— START Dataset —
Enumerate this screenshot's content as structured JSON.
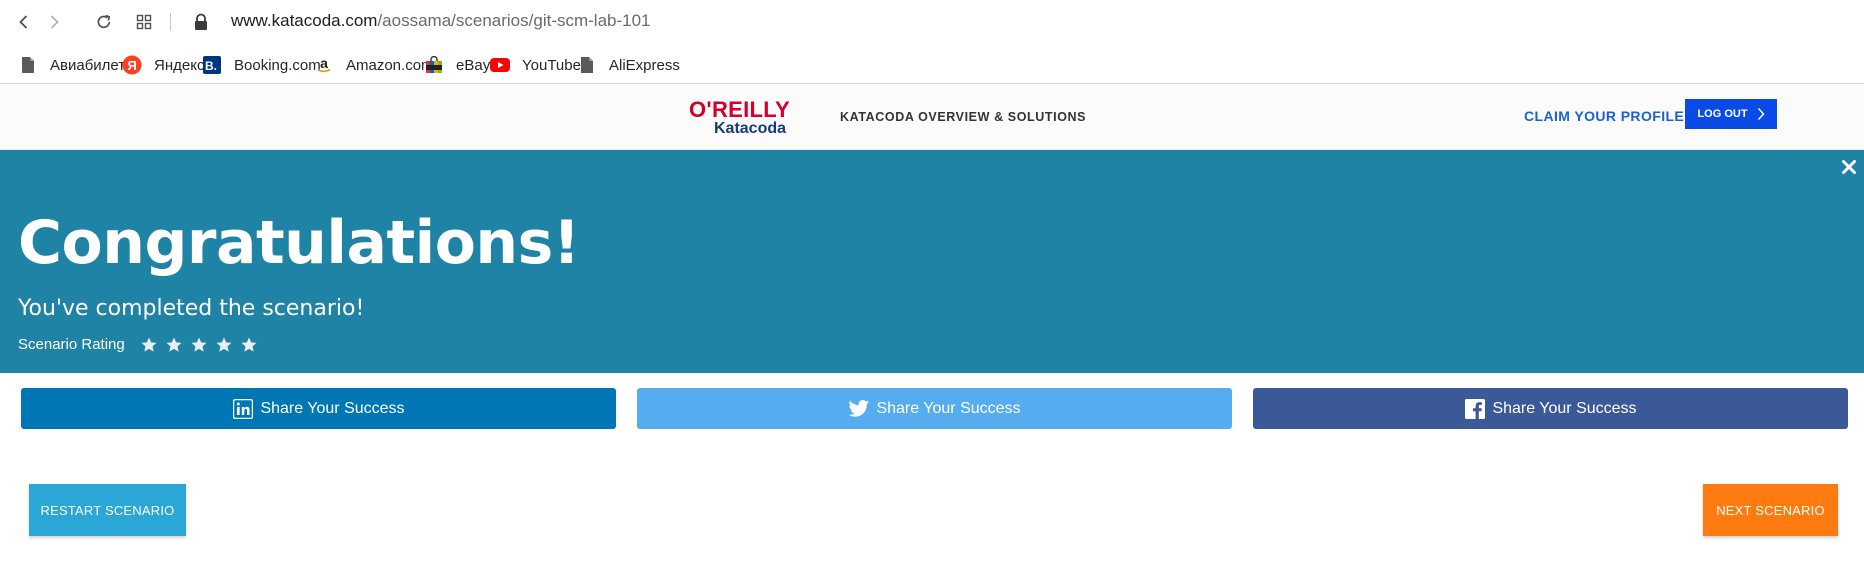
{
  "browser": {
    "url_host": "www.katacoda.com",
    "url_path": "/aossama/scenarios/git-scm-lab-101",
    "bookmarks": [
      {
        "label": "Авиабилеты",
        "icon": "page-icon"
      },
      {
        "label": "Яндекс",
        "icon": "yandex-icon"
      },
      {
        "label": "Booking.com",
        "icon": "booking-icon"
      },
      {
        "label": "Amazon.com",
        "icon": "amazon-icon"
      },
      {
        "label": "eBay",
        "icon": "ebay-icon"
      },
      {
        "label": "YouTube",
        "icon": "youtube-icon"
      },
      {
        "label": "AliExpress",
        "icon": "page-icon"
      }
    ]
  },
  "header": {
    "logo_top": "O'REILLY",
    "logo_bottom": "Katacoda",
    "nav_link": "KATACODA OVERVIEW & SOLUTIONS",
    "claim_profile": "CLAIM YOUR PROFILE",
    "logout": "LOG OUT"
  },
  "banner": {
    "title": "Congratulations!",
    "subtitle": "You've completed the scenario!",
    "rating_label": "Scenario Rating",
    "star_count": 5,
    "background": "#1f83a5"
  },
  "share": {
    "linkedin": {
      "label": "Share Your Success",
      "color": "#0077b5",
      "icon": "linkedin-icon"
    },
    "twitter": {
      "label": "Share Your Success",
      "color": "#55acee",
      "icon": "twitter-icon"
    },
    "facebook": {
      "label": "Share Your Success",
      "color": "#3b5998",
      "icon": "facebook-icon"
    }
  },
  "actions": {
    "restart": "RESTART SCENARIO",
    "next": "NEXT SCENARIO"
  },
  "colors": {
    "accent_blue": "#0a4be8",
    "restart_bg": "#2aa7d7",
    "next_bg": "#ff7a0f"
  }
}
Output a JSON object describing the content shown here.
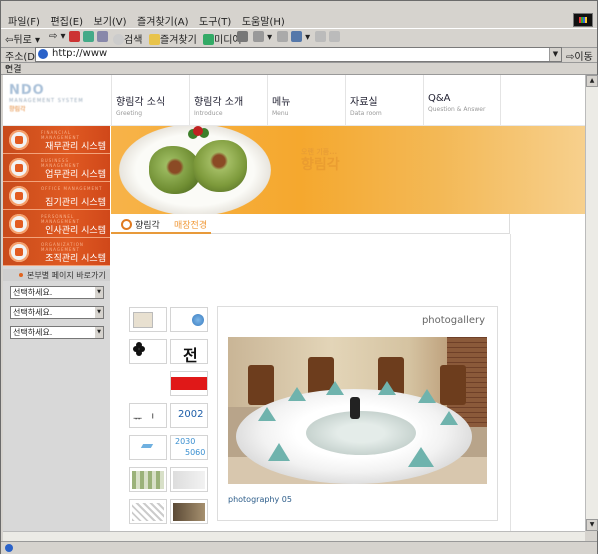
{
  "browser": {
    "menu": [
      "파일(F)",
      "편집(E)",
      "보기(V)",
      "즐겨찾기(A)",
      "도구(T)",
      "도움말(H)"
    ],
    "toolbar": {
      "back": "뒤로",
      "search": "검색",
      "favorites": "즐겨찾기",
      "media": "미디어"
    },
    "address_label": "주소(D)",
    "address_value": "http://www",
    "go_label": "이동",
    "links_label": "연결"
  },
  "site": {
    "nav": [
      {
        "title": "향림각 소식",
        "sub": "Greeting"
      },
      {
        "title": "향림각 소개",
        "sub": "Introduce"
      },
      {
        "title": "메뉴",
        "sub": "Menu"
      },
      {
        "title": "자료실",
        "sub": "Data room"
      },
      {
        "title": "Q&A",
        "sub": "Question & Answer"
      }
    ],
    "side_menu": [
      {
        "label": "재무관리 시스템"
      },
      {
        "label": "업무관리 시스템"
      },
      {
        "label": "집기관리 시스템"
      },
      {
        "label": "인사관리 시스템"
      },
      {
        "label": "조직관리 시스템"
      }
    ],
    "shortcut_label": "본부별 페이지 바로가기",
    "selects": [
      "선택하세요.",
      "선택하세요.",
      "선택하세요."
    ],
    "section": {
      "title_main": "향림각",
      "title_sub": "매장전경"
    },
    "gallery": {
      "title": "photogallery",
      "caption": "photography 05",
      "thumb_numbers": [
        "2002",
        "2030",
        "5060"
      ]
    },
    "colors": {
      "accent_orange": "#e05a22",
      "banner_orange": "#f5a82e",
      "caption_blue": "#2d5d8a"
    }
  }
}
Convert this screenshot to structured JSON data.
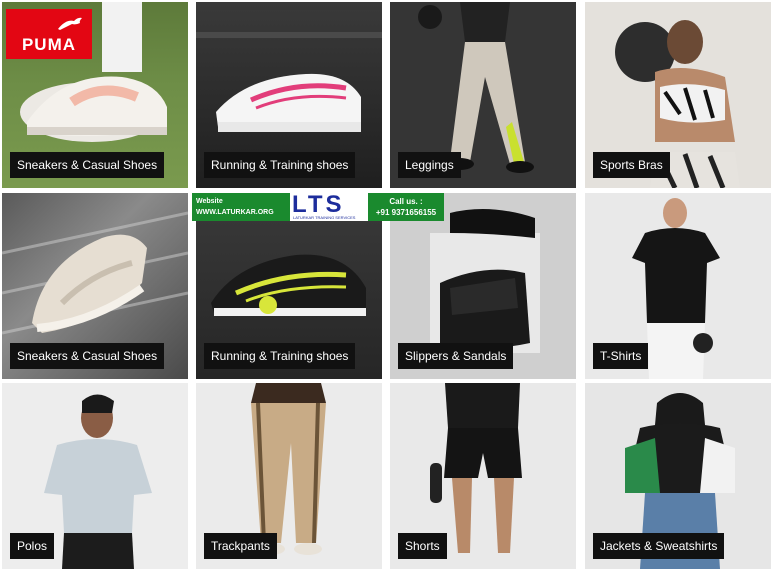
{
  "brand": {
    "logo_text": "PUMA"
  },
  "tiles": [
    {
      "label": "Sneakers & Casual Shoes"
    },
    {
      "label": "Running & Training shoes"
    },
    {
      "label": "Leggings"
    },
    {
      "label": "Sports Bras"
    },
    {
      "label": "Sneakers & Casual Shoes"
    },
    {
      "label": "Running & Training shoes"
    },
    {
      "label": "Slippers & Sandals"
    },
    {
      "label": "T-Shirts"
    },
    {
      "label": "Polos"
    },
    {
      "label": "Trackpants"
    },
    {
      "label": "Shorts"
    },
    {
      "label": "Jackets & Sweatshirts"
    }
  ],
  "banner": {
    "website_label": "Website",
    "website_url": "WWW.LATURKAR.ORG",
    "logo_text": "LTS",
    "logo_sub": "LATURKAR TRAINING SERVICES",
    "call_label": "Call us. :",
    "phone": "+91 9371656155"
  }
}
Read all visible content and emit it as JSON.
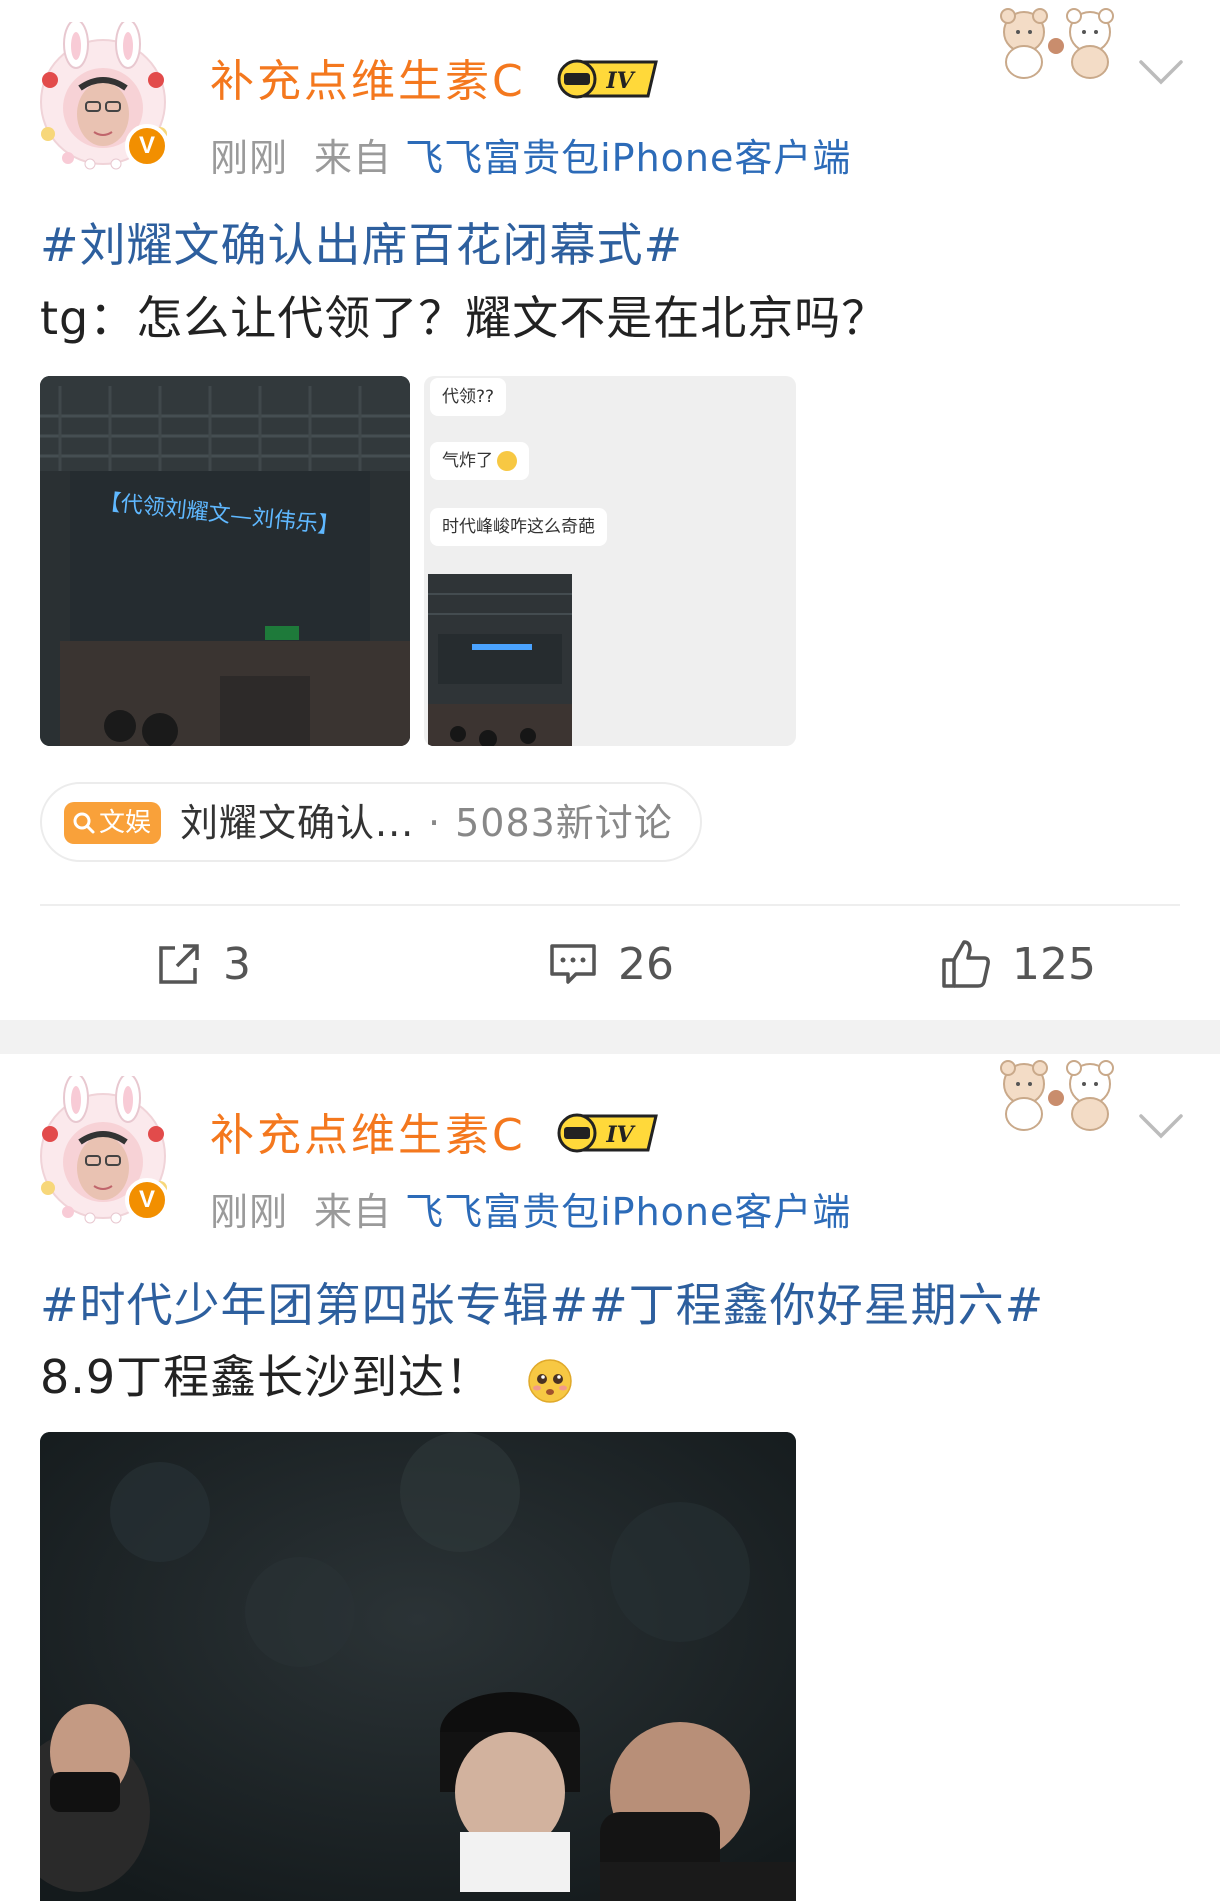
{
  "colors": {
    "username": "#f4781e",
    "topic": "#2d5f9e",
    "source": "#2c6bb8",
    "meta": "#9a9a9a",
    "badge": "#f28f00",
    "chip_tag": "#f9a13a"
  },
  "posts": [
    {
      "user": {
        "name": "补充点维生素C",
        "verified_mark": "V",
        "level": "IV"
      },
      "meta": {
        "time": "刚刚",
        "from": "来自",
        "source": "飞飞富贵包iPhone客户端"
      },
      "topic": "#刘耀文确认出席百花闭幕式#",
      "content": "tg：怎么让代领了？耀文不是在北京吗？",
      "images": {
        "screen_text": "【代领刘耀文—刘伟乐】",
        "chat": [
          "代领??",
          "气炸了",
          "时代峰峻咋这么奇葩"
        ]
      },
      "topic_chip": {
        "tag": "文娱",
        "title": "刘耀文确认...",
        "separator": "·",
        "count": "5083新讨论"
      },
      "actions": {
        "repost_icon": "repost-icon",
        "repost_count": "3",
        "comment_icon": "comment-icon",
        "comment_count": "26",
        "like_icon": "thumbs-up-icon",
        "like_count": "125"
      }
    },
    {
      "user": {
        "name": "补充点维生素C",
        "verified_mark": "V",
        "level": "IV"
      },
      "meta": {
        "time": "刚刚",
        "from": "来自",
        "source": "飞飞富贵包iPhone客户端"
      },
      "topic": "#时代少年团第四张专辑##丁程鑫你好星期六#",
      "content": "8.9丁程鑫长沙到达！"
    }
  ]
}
— END Dataset —
Locate the string "LATURKAR" in the listing above and copy every line where it occurs.

    "website_url": "WWW.LATURKAR.ORG",
    "logo_sub": "LATURKAR TRAINING SERVICES",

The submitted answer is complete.